## BEGIN DATA FOR THE TASK

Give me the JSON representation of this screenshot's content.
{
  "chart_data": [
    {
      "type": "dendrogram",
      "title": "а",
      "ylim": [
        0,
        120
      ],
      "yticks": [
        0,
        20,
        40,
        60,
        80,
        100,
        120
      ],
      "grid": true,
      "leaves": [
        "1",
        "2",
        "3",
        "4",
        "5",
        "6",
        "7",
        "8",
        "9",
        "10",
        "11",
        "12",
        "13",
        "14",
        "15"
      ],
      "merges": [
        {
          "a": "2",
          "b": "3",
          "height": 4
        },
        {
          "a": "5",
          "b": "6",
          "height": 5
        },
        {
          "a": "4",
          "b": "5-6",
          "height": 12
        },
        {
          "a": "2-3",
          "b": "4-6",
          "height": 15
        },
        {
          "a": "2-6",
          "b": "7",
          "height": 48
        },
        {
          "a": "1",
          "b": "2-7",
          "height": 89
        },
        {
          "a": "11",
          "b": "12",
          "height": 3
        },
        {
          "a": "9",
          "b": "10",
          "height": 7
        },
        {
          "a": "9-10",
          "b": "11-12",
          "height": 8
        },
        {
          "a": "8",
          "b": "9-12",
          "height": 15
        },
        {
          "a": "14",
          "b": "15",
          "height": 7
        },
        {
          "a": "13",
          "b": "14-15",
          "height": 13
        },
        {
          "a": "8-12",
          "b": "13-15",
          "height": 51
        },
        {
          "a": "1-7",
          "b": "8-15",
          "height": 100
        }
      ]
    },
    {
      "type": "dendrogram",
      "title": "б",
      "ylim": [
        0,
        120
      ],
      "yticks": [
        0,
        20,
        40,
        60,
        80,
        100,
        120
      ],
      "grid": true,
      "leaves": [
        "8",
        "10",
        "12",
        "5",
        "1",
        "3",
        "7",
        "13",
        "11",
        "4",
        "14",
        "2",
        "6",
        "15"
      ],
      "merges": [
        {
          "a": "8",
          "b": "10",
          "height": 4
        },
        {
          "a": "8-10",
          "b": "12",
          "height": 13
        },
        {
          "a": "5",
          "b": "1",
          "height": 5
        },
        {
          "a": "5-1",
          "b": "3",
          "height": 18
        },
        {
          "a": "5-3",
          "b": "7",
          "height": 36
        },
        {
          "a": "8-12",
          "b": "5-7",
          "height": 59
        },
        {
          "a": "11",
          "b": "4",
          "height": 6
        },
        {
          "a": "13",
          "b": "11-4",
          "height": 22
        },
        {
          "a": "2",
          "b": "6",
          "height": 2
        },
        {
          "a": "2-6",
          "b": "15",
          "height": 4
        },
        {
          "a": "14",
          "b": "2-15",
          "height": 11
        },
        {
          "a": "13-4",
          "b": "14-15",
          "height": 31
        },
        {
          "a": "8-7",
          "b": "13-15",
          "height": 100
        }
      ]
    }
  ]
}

## END DATA FOR THE TASK

* _THE PROBLEM_:
Exactly reproduce every record.

* _RESULT_:
Give me the JSON representation of this screenshot's content.
{
  "chart_data": [
    {
      "type": "dendrogram",
      "title": "а",
      "ylim": [
        0,
        120
      ],
      "yticks": [
        0,
        20,
        40,
        60,
        80,
        100,
        120
      ],
      "grid": true,
      "leaves": [
        "1",
        "2",
        "3",
        "4",
        "5",
        "6",
        "7",
        "8",
        "9",
        "10",
        "11",
        "12",
        "13",
        "14",
        "15"
      ],
      "merges": [
        {
          "a": "2",
          "b": "3",
          "height": 4
        },
        {
          "a": "5",
          "b": "6",
          "height": 5
        },
        {
          "a": "4",
          "b": "5-6",
          "height": 12
        },
        {
          "a": "2-3",
          "b": "4-6",
          "height": 15
        },
        {
          "a": "2-6",
          "b": "7",
          "height": 48
        },
        {
          "a": "1",
          "b": "2-7",
          "height": 89
        },
        {
          "a": "11",
          "b": "12",
          "height": 3
        },
        {
          "a": "9",
          "b": "10",
          "height": 7
        },
        {
          "a": "9-10",
          "b": "11-12",
          "height": 8
        },
        {
          "a": "8",
          "b": "9-12",
          "height": 15
        },
        {
          "a": "14",
          "b": "15",
          "height": 7
        },
        {
          "a": "13",
          "b": "14-15",
          "height": 13
        },
        {
          "a": "8-12",
          "b": "13-15",
          "height": 51
        },
        {
          "a": "1-7",
          "b": "8-15",
          "height": 100
        }
      ]
    },
    {
      "type": "dendrogram",
      "title": "б",
      "ylim": [
        0,
        120
      ],
      "yticks": [
        0,
        20,
        40,
        60,
        80,
        100,
        120
      ],
      "grid": true,
      "leaves": [
        "8",
        "10",
        "12",
        "5",
        "1",
        "3",
        "7",
        "13",
        "11",
        "4",
        "14",
        "2",
        "6",
        "15"
      ],
      "merges": [
        {
          "a": "8",
          "b": "10",
          "height": 4
        },
        {
          "a": "8-10",
          "b": "12",
          "height": 13
        },
        {
          "a": "5",
          "b": "1",
          "height": 5
        },
        {
          "a": "5-1",
          "b": "3",
          "height": 18
        },
        {
          "a": "5-3",
          "b": "7",
          "height": 36
        },
        {
          "a": "8-12",
          "b": "5-7",
          "height": 59
        },
        {
          "a": "11",
          "b": "4",
          "height": 6
        },
        {
          "a": "13",
          "b": "11-4",
          "height": 22
        },
        {
          "a": "2",
          "b": "6",
          "height": 2
        },
        {
          "a": "2-6",
          "b": "15",
          "height": 4
        },
        {
          "a": "14",
          "b": "2-15",
          "height": 11
        },
        {
          "a": "13-4",
          "b": "14-15",
          "height": 31
        },
        {
          "a": "8-7",
          "b": "13-15",
          "height": 100
        }
      ]
    }
  ]
}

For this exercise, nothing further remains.